DIRECTION:
Answer with one number: the count of lines in the listing below that hold the word "Samson".

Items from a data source
========================
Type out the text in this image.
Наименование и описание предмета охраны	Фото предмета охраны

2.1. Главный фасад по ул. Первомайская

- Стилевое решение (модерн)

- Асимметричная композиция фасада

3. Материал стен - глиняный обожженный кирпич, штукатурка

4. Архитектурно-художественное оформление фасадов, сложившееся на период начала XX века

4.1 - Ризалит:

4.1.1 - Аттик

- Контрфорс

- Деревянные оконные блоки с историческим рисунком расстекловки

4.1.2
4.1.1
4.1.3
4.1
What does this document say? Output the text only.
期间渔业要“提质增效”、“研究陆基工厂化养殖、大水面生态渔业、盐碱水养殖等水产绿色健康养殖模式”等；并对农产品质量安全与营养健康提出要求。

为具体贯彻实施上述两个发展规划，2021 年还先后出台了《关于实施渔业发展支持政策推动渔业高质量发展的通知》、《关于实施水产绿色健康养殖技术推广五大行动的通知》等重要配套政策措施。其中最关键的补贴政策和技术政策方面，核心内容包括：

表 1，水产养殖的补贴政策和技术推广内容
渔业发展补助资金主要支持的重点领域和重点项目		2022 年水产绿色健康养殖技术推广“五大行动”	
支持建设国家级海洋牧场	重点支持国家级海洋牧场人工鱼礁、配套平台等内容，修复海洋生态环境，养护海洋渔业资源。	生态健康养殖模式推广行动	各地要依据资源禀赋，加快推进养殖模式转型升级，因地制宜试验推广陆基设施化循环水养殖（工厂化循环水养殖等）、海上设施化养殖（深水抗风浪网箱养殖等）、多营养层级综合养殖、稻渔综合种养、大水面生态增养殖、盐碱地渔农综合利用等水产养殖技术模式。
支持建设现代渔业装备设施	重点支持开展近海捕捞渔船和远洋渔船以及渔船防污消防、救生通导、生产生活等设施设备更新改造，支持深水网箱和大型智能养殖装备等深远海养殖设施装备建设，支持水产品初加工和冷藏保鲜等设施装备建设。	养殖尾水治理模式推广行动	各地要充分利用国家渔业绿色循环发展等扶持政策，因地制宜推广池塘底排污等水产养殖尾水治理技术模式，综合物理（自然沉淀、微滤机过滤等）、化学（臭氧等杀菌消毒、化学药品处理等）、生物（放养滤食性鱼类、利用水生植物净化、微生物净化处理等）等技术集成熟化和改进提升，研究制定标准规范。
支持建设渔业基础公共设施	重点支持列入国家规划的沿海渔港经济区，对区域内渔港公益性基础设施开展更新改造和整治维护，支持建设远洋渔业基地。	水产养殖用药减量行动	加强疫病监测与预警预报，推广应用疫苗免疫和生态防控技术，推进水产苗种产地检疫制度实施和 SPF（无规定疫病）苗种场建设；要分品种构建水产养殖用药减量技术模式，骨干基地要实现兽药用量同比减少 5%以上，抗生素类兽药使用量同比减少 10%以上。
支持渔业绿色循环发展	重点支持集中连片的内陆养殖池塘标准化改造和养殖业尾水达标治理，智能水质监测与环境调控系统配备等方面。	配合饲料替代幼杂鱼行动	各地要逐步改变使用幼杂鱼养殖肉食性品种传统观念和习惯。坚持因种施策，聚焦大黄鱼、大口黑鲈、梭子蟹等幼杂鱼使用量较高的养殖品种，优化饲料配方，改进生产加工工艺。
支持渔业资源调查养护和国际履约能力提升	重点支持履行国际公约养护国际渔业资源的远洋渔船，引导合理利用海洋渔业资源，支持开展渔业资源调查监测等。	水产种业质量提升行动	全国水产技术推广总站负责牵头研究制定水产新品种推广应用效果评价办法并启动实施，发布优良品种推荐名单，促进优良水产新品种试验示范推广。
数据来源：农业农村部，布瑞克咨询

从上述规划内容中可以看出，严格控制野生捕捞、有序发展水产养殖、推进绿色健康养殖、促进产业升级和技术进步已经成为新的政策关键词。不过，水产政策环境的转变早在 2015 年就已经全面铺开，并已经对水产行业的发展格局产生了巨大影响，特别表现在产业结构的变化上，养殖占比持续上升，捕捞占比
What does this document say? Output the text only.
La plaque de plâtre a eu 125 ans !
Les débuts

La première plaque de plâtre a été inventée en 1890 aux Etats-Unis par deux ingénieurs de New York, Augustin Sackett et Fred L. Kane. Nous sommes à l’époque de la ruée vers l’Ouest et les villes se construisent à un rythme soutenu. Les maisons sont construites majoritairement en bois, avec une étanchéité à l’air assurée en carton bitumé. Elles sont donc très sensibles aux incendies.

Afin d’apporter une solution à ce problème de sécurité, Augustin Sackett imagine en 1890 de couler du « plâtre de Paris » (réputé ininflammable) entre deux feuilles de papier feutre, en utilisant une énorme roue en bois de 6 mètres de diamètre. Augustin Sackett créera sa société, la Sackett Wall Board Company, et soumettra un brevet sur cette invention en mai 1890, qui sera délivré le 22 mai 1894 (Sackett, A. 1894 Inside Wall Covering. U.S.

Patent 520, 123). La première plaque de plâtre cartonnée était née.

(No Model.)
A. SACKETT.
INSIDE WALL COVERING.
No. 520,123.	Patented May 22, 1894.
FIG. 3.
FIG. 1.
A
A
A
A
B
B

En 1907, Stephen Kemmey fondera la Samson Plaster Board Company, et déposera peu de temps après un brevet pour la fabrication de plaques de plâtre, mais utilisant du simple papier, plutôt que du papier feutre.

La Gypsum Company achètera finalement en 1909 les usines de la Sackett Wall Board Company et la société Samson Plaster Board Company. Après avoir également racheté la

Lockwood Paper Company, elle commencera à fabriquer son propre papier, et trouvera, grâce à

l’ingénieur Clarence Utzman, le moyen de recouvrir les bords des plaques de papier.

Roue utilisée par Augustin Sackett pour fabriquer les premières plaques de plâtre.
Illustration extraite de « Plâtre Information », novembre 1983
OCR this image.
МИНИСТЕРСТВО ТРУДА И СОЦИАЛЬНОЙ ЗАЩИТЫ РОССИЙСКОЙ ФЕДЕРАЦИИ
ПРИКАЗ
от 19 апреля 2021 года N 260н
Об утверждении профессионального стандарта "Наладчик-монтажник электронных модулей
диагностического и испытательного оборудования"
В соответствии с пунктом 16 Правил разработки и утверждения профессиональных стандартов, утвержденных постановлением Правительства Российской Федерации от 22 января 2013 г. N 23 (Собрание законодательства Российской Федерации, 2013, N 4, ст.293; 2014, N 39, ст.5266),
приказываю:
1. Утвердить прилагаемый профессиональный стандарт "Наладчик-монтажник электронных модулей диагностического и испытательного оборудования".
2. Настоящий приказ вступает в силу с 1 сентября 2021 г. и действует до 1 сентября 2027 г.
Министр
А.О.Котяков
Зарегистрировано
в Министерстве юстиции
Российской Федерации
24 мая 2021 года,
========================
SOLUTION FOR THIS EXERCISE:
2